Work to be completed
Keep only the lines of the data below that contain "вигини", and copy them.

Records shown
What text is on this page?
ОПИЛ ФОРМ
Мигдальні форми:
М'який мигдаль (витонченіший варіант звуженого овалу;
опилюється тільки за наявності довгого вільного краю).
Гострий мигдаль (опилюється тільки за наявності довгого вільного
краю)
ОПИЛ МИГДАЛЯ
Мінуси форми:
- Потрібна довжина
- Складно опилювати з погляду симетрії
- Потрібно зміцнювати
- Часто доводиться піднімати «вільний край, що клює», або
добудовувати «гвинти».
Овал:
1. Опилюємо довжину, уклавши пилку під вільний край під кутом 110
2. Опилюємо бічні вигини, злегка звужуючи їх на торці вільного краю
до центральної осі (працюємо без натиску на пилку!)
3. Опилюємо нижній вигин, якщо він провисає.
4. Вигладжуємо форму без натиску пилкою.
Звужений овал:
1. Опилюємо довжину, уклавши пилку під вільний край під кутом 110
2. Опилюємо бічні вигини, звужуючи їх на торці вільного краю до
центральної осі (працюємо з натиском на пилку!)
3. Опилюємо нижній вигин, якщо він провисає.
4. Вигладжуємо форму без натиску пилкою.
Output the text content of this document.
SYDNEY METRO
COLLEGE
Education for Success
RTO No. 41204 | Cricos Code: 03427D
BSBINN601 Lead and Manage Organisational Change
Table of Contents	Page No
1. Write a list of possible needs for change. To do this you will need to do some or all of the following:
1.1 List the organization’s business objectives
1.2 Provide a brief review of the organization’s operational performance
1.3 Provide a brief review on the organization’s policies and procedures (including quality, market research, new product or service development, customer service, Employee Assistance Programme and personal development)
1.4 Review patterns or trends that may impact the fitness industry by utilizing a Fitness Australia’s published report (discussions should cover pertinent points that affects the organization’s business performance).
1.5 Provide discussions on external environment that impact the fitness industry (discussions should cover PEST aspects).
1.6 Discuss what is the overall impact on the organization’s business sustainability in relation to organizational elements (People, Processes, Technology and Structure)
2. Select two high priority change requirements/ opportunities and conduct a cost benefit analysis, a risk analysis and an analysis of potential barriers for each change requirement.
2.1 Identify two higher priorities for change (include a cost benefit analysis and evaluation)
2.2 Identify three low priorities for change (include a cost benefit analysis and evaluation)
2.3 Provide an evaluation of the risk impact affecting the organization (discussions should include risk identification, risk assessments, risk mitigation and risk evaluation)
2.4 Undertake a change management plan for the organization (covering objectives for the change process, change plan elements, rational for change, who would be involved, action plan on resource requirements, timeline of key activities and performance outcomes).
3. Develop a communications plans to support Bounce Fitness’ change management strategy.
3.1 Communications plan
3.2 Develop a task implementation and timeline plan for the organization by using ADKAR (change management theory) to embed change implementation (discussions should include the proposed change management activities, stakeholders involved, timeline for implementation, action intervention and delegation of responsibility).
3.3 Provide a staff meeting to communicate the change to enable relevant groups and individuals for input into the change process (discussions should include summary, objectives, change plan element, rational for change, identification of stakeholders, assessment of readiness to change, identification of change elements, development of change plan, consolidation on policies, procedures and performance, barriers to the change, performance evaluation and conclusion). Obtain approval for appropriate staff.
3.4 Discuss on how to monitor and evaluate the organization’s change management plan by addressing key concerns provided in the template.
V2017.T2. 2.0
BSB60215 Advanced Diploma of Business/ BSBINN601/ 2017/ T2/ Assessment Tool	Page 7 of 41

Full response
2. Опилюємо бічні вигини, злегка звужуючи їх на торці вільного краю
2. Опилюємо бічні вигини, звужуючи їх на торці вільного краю до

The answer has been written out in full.